However, you could use also clone for the initial copy: `# clone /somedir/var.bak /var`


----------



## wblock@ (Jun 27, 2013)

I'm with @throAU on this.  If the system loses power, changes to /var would be lost.  I also don't feel it's worth taking special precautions to limit writes to SSDs.  They are there to be used.  If a system writes so much to /var that it really could wear out an SSD, using a hard drive or remote syslog server would be appropriate.  But really, very few systems need that.


----------



## phoenix (Jun 27, 2013)

Even consumer-grade SSDs are rated for multiple full-disk writes per day (usually 3-5 on the crappiest SSDs; 10-20 on the good ones).  /var doesn't change that much on a daily basis, so it won't be reducing the lifespan of the SSD by more than a few days or weeks.


----------



## r619 (Jun 27, 2013)

throAU said:
			
		

> Given the improvements in SSD reliability and reduced cost, considered just mirroring /var?

- - - - - - -

→ Aim of the exercise: Rewrite the thread on SSD wear from "## phoenix (Jun" to "days or weeks.", replacing "consumer-grade" with "enterprise-grade". The lines after the thread have no role here.

→ Data provided:
- - - - - - -

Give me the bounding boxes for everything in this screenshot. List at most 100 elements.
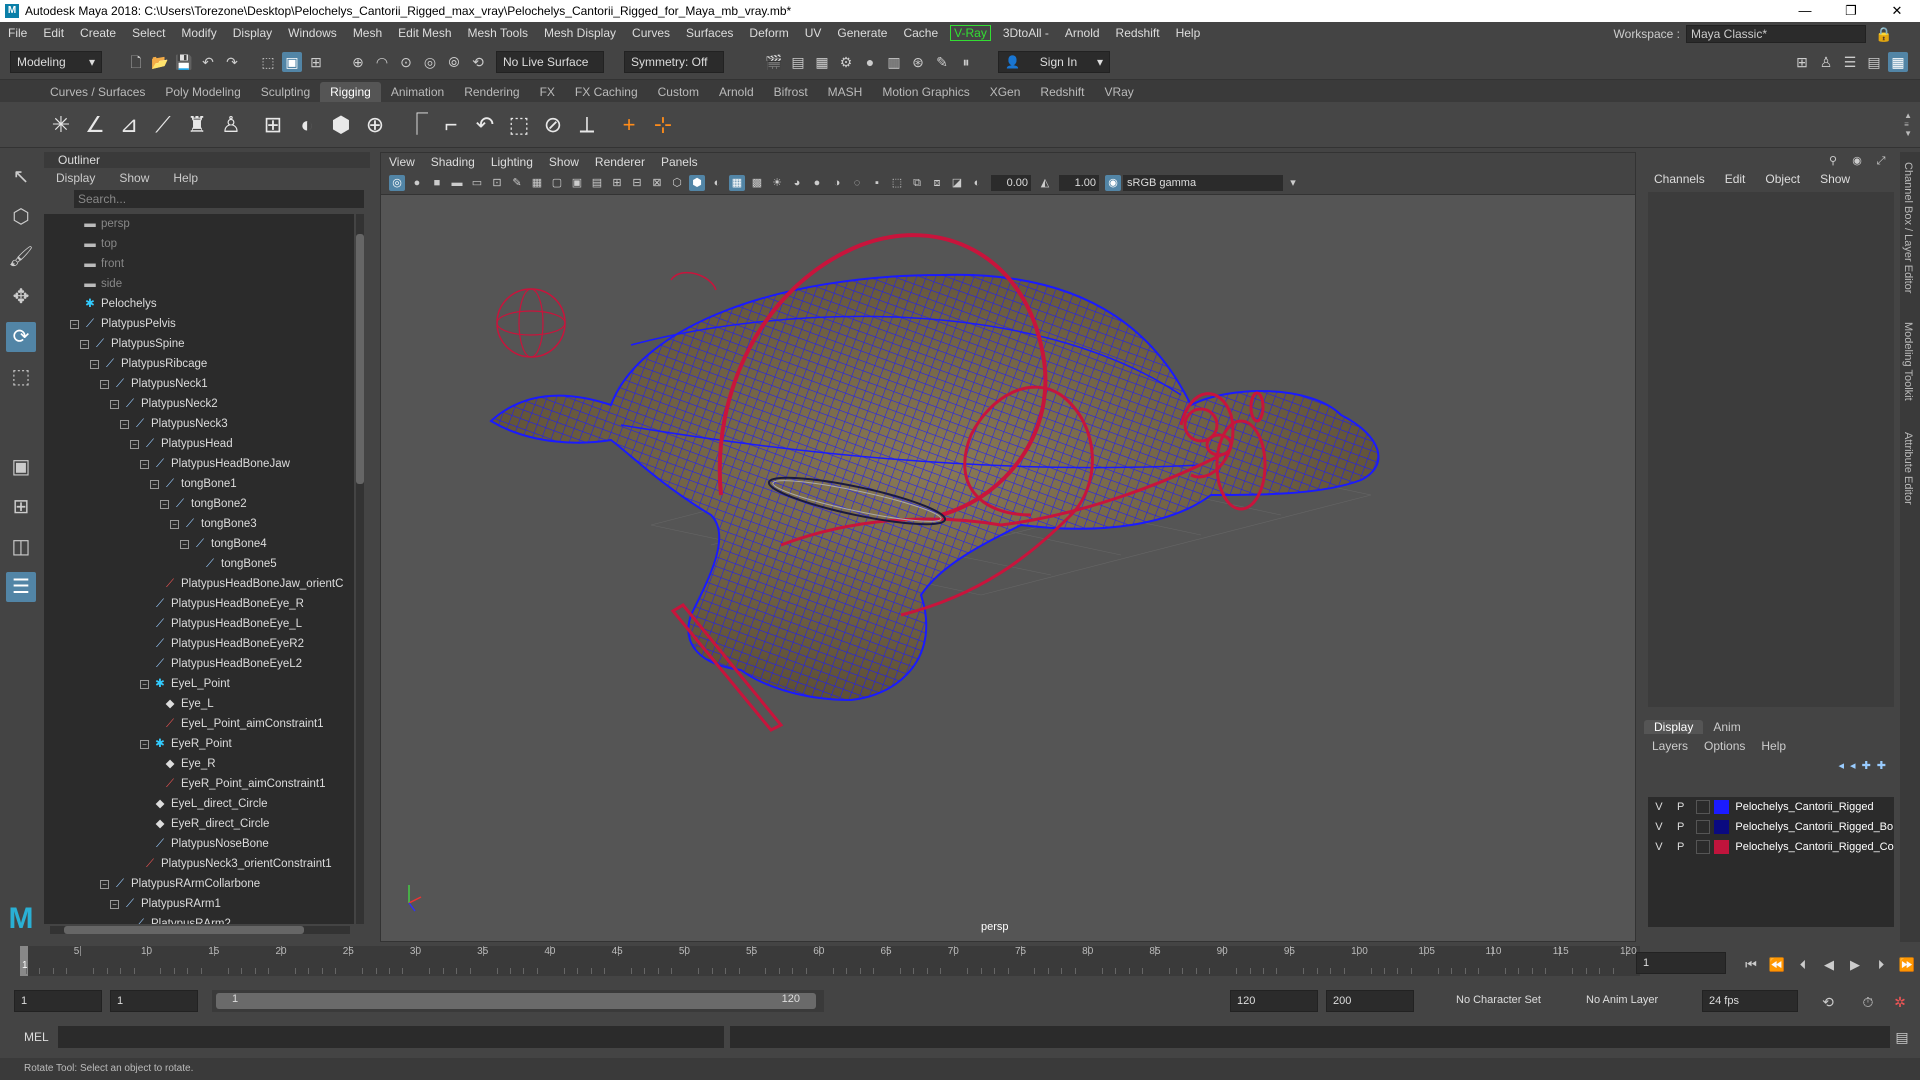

- - - - - - -

→ Expected output:
## phoenix (Jun 27, 2013)

Even enterprise-grade SSDs are rated for multiple full-disk writes per day (usually 3-5 on the crappiest SSDs; 10-20 on the good ones).  /var doesn't change that much on a daily basis, so it won't be reducing the lifespan of the SSD by more than a few days or weeks.